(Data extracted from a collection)
--- --- ---

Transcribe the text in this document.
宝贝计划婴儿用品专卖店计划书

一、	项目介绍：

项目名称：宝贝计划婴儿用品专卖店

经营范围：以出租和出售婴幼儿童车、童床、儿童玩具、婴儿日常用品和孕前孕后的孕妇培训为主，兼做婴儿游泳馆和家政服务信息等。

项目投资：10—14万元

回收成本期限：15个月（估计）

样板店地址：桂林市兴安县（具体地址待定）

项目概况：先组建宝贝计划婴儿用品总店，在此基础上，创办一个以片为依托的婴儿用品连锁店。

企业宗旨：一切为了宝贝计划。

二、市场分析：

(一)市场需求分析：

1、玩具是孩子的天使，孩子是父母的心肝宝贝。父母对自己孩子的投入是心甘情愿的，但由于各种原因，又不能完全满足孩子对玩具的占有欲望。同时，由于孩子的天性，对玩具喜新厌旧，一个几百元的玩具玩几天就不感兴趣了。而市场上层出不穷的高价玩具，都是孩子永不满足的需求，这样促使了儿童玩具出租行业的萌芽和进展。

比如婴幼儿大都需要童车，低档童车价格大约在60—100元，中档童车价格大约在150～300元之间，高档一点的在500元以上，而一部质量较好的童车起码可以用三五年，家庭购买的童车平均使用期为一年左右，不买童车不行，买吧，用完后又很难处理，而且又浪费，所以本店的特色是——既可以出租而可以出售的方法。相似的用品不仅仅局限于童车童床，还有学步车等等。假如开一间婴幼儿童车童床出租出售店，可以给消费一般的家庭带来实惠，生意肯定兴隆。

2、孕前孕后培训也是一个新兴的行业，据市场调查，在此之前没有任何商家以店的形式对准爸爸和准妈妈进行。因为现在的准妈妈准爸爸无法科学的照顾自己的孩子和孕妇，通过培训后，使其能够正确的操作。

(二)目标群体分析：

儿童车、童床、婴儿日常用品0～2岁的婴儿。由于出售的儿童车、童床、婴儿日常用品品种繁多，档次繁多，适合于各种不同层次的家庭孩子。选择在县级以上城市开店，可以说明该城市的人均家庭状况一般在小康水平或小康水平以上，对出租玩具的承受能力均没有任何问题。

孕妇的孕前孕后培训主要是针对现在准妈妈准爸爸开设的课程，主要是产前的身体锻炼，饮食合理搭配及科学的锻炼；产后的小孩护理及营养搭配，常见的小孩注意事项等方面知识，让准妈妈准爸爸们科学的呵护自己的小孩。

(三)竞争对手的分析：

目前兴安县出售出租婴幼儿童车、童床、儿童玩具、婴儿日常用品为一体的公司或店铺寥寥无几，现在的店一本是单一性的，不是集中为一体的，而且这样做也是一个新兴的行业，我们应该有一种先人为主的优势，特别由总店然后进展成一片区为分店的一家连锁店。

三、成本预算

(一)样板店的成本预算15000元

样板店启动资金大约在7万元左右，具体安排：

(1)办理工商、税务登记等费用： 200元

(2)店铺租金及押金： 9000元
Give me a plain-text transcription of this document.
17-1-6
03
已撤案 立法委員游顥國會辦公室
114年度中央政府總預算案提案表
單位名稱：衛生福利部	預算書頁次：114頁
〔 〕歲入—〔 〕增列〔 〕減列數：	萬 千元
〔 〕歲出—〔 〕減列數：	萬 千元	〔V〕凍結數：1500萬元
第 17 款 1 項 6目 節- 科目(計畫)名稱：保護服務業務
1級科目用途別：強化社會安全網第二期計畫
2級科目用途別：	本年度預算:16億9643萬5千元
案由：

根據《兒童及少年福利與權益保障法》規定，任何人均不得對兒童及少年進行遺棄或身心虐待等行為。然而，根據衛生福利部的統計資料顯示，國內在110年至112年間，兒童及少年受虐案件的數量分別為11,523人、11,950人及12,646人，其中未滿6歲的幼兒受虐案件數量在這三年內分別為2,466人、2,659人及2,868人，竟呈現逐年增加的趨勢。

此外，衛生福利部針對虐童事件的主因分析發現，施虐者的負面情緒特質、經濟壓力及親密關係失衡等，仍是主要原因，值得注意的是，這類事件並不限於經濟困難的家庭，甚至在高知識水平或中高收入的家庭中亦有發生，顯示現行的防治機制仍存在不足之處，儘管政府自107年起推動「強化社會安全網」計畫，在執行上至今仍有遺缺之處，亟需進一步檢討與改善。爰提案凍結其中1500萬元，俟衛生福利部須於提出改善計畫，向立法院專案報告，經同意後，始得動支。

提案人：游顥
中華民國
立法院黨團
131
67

--- --- ---

Directions — Report each line in the data that holds the word "this".

Full solution —
Transcribe the text in this document.
Give me a plain-text transcription of this document.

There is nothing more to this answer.